Return the records below verbatim, from the first line through the line containing "y-tick-label: 3.000 bbox=[186, 677, 216, 691]", both included.

══════════════════════════════

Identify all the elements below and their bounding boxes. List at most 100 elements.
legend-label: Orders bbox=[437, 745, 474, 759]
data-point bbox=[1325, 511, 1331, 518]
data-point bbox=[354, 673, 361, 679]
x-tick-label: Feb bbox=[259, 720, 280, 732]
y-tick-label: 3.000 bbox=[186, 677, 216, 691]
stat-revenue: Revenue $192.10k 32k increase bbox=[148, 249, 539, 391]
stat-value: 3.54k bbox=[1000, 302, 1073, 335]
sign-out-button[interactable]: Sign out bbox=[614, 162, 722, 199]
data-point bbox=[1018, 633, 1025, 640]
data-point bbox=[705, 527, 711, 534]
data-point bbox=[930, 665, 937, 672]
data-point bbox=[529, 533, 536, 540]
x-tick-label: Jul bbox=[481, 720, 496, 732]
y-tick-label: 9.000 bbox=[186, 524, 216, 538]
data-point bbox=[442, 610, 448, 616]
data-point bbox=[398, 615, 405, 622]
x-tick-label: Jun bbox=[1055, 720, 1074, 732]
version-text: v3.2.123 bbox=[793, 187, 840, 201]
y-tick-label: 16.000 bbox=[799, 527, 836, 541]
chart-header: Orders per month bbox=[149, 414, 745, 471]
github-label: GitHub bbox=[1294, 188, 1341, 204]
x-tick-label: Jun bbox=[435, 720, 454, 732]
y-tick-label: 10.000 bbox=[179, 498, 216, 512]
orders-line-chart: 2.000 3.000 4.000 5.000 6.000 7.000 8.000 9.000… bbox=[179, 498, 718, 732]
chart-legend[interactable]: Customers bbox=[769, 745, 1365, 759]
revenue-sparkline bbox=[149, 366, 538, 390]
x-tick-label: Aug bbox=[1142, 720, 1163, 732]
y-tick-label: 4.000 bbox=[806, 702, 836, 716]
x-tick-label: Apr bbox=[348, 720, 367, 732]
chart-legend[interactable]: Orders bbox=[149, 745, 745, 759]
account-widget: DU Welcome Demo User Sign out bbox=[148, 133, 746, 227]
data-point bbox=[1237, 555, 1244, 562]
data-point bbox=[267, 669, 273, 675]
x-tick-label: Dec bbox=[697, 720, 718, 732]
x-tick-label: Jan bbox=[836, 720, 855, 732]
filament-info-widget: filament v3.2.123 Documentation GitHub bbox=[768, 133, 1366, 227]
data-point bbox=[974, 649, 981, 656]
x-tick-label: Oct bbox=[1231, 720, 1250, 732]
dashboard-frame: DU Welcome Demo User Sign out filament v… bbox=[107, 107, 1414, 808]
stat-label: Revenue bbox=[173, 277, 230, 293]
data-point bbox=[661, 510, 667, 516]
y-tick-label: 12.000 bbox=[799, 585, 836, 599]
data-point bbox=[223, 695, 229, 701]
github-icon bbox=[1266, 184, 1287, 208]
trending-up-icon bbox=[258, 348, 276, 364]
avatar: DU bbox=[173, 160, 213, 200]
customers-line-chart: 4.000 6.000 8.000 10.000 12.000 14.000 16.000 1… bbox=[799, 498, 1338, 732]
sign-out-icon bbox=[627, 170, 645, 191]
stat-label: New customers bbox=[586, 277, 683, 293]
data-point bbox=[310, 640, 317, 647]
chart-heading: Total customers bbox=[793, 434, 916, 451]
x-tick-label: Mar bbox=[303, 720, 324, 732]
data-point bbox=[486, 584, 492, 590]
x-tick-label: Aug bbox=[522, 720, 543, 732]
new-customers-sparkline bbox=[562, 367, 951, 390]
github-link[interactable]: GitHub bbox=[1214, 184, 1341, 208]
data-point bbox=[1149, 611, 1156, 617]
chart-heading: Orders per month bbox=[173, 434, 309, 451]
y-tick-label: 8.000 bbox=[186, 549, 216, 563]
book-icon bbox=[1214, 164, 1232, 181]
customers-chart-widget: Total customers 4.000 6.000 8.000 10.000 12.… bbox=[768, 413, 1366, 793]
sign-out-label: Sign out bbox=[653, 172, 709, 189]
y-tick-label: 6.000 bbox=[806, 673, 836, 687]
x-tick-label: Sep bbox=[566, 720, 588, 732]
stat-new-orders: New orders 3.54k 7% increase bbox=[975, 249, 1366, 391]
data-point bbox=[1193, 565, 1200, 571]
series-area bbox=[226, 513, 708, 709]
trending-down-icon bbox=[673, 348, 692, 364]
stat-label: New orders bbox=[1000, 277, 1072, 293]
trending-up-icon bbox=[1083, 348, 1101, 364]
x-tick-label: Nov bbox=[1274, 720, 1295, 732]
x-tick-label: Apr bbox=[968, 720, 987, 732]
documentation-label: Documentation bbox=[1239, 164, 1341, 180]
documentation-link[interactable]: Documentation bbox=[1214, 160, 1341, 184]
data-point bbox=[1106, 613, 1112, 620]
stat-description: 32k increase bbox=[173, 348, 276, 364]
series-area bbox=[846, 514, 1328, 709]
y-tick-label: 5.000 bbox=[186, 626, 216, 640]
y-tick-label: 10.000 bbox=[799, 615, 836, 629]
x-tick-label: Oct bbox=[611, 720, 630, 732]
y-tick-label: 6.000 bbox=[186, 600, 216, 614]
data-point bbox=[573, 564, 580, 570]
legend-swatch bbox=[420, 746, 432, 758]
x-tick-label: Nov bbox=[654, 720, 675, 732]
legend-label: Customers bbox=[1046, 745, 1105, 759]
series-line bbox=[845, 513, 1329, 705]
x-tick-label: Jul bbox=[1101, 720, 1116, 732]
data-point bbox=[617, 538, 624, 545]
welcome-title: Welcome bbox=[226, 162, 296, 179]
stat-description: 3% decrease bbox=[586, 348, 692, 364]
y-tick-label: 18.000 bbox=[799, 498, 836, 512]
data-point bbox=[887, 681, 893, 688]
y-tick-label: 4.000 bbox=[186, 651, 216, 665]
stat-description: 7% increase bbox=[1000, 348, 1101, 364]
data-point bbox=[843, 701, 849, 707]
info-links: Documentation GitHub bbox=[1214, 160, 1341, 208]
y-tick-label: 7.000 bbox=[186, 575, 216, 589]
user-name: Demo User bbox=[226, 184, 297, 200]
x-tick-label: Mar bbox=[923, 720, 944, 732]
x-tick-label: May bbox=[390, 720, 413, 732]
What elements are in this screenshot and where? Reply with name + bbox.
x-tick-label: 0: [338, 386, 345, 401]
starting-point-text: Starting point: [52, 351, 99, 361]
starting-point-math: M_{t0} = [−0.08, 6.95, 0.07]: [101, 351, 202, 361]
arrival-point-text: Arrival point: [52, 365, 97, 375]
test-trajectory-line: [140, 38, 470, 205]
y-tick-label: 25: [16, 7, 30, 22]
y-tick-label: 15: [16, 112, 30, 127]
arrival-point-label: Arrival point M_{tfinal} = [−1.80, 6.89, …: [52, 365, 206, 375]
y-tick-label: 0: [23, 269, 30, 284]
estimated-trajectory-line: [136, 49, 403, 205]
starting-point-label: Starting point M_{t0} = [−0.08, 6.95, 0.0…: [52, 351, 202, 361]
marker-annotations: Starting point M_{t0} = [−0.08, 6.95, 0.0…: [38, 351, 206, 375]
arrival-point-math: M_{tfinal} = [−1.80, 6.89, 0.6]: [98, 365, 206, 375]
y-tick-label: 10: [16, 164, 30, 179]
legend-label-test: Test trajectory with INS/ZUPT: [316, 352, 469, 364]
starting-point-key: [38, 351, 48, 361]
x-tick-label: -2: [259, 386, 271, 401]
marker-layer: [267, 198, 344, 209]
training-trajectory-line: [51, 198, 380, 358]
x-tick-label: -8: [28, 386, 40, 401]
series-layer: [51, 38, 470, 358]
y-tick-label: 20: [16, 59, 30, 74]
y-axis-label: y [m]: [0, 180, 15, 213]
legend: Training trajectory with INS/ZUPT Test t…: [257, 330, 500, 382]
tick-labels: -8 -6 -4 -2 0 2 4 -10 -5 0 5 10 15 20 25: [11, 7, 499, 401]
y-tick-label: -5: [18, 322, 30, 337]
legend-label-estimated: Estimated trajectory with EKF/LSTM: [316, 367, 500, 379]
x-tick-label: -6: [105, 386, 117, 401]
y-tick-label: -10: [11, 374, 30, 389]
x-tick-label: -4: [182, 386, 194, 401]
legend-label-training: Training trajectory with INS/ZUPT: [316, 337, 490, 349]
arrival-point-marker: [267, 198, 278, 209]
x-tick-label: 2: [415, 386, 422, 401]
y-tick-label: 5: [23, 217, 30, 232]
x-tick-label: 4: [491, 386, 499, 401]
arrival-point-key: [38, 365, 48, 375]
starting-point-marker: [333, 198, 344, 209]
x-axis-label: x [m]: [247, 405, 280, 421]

══════════════════════════════

--- Task result ---
Identify all the elements below and their bounding boxes. List at most 100 elements.
legend-label: Orders bbox=[437, 745, 474, 759]
data-point bbox=[1325, 511, 1331, 518]
data-point bbox=[354, 673, 361, 679]
x-tick-label: Feb bbox=[259, 720, 280, 732]
y-tick-label: 3.000 bbox=[186, 677, 216, 691]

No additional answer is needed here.